(Entries from a dataset)
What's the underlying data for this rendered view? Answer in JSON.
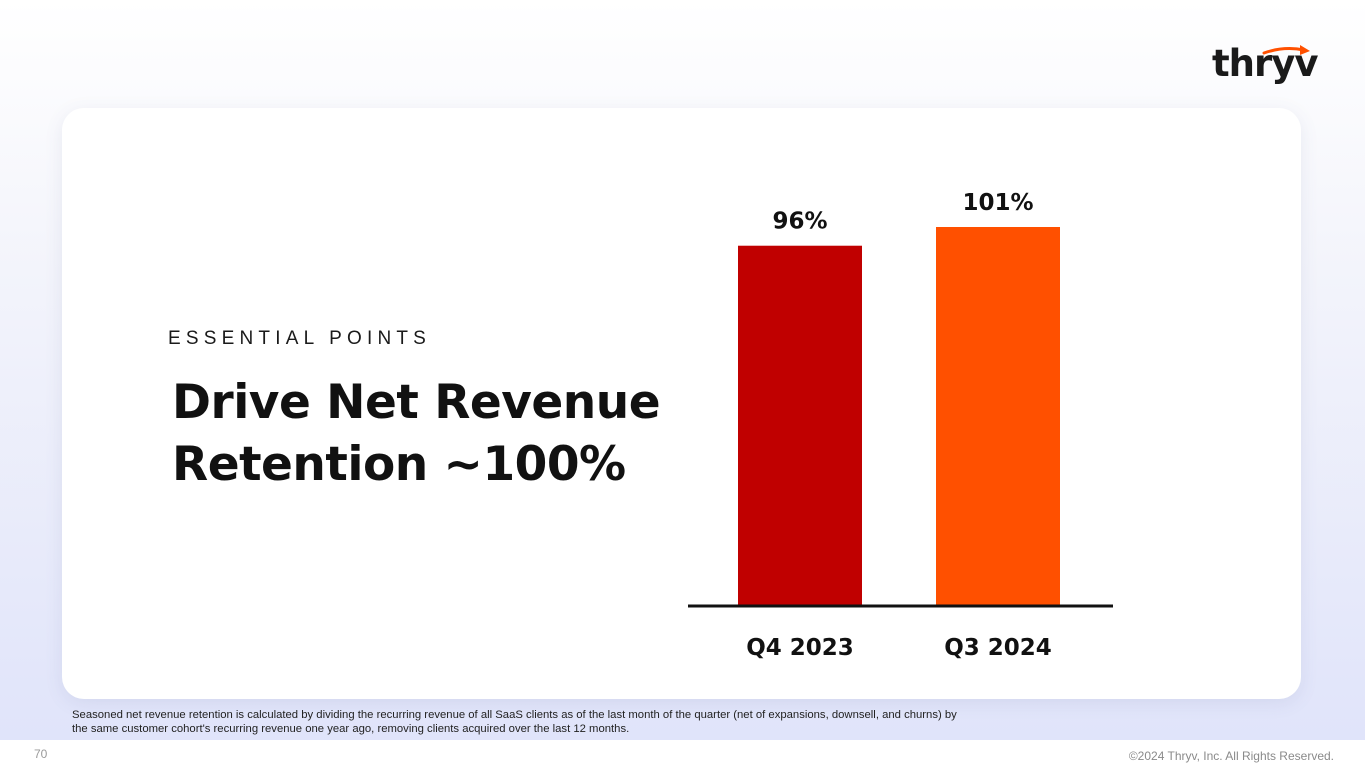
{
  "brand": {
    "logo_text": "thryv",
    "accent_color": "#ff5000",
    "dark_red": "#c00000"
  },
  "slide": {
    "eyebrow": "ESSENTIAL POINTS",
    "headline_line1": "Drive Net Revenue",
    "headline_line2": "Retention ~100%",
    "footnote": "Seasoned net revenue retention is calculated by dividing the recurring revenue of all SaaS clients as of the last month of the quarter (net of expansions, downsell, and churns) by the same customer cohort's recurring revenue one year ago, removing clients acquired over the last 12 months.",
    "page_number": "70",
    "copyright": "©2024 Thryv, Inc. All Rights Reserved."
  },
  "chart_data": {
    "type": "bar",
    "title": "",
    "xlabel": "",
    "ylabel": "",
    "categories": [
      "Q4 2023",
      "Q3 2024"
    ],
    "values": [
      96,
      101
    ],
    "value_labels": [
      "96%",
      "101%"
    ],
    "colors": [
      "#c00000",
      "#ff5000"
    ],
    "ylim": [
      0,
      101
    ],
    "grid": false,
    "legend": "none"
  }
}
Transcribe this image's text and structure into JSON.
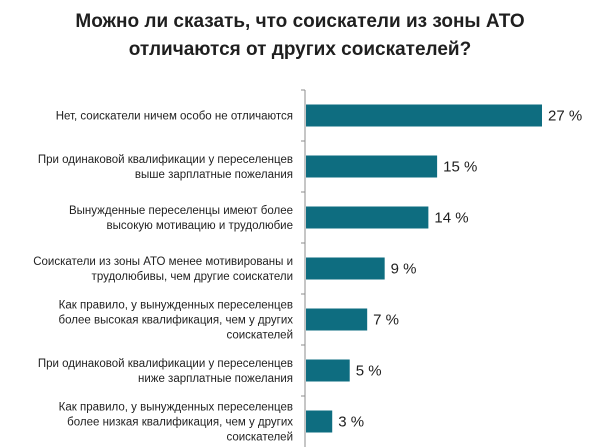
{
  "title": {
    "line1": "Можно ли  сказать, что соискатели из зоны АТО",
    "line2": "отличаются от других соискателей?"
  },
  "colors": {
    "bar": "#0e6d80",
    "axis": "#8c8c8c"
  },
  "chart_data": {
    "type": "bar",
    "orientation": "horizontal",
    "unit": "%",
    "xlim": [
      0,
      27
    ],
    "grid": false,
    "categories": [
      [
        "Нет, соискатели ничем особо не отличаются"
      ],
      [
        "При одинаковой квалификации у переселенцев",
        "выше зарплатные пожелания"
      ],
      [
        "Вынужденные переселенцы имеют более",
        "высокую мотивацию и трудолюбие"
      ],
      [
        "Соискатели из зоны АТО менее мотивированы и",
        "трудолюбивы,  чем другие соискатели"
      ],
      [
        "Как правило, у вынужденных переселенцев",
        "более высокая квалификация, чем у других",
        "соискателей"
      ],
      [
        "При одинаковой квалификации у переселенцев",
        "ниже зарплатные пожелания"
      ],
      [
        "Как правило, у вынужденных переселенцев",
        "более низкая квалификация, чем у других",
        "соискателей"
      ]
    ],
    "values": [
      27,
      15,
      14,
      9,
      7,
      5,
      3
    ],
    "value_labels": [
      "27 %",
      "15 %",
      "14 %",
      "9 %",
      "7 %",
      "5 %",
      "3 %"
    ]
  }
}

§ Task to carry out
Omit every picture, then reproduce the rest of the listing exactly.

§ Answer to the problem
What's the underlying data for this rendered view? Answer in JSON.
{
  "brand": {
    "logo_text": "thryv",
    "accent_color": "#ff5000",
    "dark_red": "#c00000"
  },
  "slide": {
    "eyebrow": "ESSENTIAL POINTS",
    "headline_line1": "Drive Net Revenue",
    "headline_line2": "Retention ~100%",
    "footnote": "Seasoned net revenue retention is calculated by dividing the recurring revenue of all SaaS clients as of the last month of the quarter (net of expansions, downsell, and churns) by the same customer cohort's recurring revenue one year ago, removing clients acquired over the last 12 months.",
    "page_number": "70",
    "copyright": "©2024 Thryv, Inc. All Rights Reserved."
  },
  "chart_data": {
    "type": "bar",
    "title": "",
    "xlabel": "",
    "ylabel": "",
    "categories": [
      "Q4 2023",
      "Q3 2024"
    ],
    "values": [
      96,
      101
    ],
    "value_labels": [
      "96%",
      "101%"
    ],
    "colors": [
      "#c00000",
      "#ff5000"
    ],
    "ylim": [
      0,
      101
    ],
    "grid": false,
    "legend": "none"
  }
}
Transcribe this image's text and structure into JSON.
{
  "title": {
    "line1": "Можно ли  сказать, что соискатели из зоны АТО",
    "line2": "отличаются от других соискателей?"
  },
  "colors": {
    "bar": "#0e6d80",
    "axis": "#8c8c8c"
  },
  "chart_data": {
    "type": "bar",
    "orientation": "horizontal",
    "unit": "%",
    "xlim": [
      0,
      27
    ],
    "grid": false,
    "categories": [
      [
        "Нет, соискатели ничем особо не отличаются"
      ],
      [
        "При одинаковой квалификации у переселенцев",
        "выше зарплатные пожелания"
      ],
      [
        "Вынужденные переселенцы имеют более",
        "высокую мотивацию и трудолюбие"
      ],
      [
        "Соискатели из зоны АТО менее мотивированы и",
        "трудолюбивы,  чем другие соискатели"
      ],
      [
        "Как правило, у вынужденных переселенцев",
        "более высокая квалификация, чем у других",
        "соискателей"
      ],
      [
        "При одинаковой квалификации у переселенцев",
        "ниже зарплатные пожелания"
      ],
      [
        "Как правило, у вынужденных переселенцев",
        "более низкая квалификация, чем у других",
        "соискателей"
      ]
    ],
    "values": [
      27,
      15,
      14,
      9,
      7,
      5,
      3
    ],
    "value_labels": [
      "27 %",
      "15 %",
      "14 %",
      "9 %",
      "7 %",
      "5 %",
      "3 %"
    ]
  }
}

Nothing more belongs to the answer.